* _EXERCISE_
Each line containing the word "General" must be collected.
##### INPUT RECORDS
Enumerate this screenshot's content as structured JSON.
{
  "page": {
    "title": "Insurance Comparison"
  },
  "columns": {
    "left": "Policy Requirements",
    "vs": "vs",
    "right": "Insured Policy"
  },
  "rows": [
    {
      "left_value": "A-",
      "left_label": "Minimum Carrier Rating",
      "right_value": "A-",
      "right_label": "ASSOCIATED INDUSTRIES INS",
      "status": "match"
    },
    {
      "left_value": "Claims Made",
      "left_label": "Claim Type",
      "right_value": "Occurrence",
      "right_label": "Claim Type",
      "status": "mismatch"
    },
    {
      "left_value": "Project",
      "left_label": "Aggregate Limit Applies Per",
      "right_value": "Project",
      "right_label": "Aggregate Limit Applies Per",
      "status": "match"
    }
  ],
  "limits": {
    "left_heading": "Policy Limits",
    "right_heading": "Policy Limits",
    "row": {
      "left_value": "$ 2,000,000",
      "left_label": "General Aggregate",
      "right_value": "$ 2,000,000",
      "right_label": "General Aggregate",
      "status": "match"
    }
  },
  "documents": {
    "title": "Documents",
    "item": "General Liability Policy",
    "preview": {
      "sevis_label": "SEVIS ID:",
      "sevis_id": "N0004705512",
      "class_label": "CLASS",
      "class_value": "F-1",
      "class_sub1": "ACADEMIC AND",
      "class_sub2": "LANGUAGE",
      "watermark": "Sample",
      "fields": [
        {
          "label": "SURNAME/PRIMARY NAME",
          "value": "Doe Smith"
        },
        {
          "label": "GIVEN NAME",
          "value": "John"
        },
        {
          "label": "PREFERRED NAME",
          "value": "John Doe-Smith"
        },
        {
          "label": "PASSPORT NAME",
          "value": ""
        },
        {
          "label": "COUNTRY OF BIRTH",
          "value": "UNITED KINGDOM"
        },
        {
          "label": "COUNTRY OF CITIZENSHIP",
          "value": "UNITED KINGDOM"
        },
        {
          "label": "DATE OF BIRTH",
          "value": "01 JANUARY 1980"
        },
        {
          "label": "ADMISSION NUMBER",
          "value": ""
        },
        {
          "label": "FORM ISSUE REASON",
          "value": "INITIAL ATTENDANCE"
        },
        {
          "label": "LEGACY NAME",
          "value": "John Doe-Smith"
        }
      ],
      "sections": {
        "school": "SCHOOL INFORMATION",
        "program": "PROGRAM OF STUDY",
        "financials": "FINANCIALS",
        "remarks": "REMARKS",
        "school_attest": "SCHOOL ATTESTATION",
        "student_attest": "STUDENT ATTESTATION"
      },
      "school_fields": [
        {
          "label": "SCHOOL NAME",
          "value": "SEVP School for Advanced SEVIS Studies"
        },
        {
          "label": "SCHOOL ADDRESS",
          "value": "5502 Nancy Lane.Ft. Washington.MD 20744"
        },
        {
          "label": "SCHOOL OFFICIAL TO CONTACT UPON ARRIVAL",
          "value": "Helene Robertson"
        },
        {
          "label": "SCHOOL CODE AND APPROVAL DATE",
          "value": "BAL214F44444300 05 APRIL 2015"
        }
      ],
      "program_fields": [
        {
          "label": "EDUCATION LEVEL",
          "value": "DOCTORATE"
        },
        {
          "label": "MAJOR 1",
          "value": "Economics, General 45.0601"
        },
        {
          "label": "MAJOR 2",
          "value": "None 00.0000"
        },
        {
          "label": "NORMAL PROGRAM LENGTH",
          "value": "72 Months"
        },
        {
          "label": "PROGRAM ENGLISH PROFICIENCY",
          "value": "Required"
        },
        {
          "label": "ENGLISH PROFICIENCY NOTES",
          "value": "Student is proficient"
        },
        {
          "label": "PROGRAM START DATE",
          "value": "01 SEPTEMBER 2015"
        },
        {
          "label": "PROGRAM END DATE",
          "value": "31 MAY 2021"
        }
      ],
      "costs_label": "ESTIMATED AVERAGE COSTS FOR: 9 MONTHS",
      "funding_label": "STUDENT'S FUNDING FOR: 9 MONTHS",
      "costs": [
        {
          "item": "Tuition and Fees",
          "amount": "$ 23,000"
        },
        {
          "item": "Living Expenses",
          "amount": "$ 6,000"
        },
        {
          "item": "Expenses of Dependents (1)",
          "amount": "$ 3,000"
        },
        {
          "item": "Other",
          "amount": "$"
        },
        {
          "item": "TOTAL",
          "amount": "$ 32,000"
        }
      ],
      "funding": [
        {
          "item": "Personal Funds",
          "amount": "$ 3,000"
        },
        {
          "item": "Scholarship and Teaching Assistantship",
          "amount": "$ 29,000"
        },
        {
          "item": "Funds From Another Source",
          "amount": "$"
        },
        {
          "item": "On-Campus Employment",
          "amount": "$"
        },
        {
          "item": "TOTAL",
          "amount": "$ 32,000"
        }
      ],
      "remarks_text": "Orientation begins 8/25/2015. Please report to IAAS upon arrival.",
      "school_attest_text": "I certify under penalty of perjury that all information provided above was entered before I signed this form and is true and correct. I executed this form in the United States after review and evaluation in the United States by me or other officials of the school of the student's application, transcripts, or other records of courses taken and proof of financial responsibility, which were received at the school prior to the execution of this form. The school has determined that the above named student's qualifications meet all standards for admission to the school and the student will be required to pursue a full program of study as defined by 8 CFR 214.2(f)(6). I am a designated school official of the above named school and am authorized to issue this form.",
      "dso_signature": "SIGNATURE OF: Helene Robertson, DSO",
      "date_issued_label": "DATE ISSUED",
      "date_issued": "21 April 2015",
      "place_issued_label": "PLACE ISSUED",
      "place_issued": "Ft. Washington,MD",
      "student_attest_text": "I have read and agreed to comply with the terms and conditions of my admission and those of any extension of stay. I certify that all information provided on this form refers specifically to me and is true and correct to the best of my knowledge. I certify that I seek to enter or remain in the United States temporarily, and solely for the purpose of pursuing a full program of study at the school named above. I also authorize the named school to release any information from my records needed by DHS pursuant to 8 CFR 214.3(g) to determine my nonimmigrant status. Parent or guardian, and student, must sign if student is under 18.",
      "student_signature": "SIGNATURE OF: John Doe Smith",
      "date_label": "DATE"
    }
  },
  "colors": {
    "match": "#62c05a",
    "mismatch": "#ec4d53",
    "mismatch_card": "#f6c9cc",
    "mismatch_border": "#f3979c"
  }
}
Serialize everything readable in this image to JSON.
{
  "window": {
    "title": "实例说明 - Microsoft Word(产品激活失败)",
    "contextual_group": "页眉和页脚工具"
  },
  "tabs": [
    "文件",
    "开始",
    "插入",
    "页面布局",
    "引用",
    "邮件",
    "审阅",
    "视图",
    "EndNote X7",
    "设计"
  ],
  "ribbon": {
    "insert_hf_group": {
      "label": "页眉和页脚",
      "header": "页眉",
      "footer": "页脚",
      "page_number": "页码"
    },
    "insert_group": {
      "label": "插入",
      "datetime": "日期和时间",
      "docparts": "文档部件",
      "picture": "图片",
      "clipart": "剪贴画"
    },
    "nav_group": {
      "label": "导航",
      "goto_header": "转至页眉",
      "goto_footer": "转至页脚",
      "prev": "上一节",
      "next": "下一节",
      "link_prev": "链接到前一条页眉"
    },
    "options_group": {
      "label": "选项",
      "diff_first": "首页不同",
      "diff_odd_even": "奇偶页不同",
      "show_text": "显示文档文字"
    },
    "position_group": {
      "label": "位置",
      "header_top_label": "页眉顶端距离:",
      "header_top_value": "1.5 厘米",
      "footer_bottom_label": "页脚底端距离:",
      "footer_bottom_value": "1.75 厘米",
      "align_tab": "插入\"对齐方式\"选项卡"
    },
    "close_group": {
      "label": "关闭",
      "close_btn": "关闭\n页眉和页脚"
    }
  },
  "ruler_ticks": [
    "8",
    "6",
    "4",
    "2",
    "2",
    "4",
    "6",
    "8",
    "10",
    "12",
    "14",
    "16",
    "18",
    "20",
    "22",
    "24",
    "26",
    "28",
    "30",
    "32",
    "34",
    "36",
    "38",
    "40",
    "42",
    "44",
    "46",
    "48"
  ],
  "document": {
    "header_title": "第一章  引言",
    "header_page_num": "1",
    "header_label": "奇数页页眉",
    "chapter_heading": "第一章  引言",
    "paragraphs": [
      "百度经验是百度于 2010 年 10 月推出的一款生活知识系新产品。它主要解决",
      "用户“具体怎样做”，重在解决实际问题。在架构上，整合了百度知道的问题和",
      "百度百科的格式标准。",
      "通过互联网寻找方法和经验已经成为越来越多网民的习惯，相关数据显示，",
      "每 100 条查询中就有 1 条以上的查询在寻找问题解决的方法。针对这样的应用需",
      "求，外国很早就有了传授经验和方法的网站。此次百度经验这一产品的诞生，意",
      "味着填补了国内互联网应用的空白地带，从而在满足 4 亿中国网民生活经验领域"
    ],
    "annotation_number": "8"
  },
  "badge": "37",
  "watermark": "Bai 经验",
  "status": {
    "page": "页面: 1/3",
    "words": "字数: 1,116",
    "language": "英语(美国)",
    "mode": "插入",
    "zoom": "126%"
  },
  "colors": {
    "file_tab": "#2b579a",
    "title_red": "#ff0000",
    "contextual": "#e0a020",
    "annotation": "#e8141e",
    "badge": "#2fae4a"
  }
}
##########
* _SOLUTION TO THIS PROBLEM_
      "left_label": "General Aggregate",
      "right_label": "General Aggregate",
    "item": "General Liability Policy",
          "value": "Economics, General 45.0601"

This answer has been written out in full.